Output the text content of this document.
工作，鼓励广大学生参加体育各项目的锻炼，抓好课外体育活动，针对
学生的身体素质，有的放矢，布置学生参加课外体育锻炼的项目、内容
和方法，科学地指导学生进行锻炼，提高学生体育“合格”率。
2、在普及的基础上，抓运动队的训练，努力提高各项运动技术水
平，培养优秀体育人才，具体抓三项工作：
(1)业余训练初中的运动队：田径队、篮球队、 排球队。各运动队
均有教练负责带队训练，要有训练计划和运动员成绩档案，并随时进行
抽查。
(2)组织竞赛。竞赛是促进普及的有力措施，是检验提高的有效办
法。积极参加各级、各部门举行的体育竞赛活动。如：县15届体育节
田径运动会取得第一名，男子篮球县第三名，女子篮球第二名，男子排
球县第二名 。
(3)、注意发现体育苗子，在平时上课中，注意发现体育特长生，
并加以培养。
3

- - -

* _WHAT IS ASKED_
All of the lines above must be returned exactly.

* _FULL OUTPUT_
Output the text content of this document.
工作，鼓励广大学生参加体育各项目的锻炼，抓好课外体育活动，针对
学生的身体素质，有的放矢，布置学生参加课外体育锻炼的项目、内容
和方法，科学地指导学生进行锻炼，提高学生体育“合格”率。
2、在普及的基础上，抓运动队的训练，努力提高各项运动技术水
平，培养优秀体育人才，具体抓三项工作：
(1)业余训练初中的运动队：田径队、篮球队、 排球队。各运动队
均有教练负责带队训练，要有训练计划和运动员成绩档案，并随时进行
抽查。
(2)组织竞赛。竞赛是促进普及的有力措施，是检验提高的有效办
法。积极参加各级、各部门举行的体育竞赛活动。如：县15届体育节
田径运动会取得第一名，男子篮球县第三名，女子篮球第二名，男子排
球县第二名 。
(3)、注意发现体育苗子，在平时上课中，注意发现体育特长生，
并加以培养。
3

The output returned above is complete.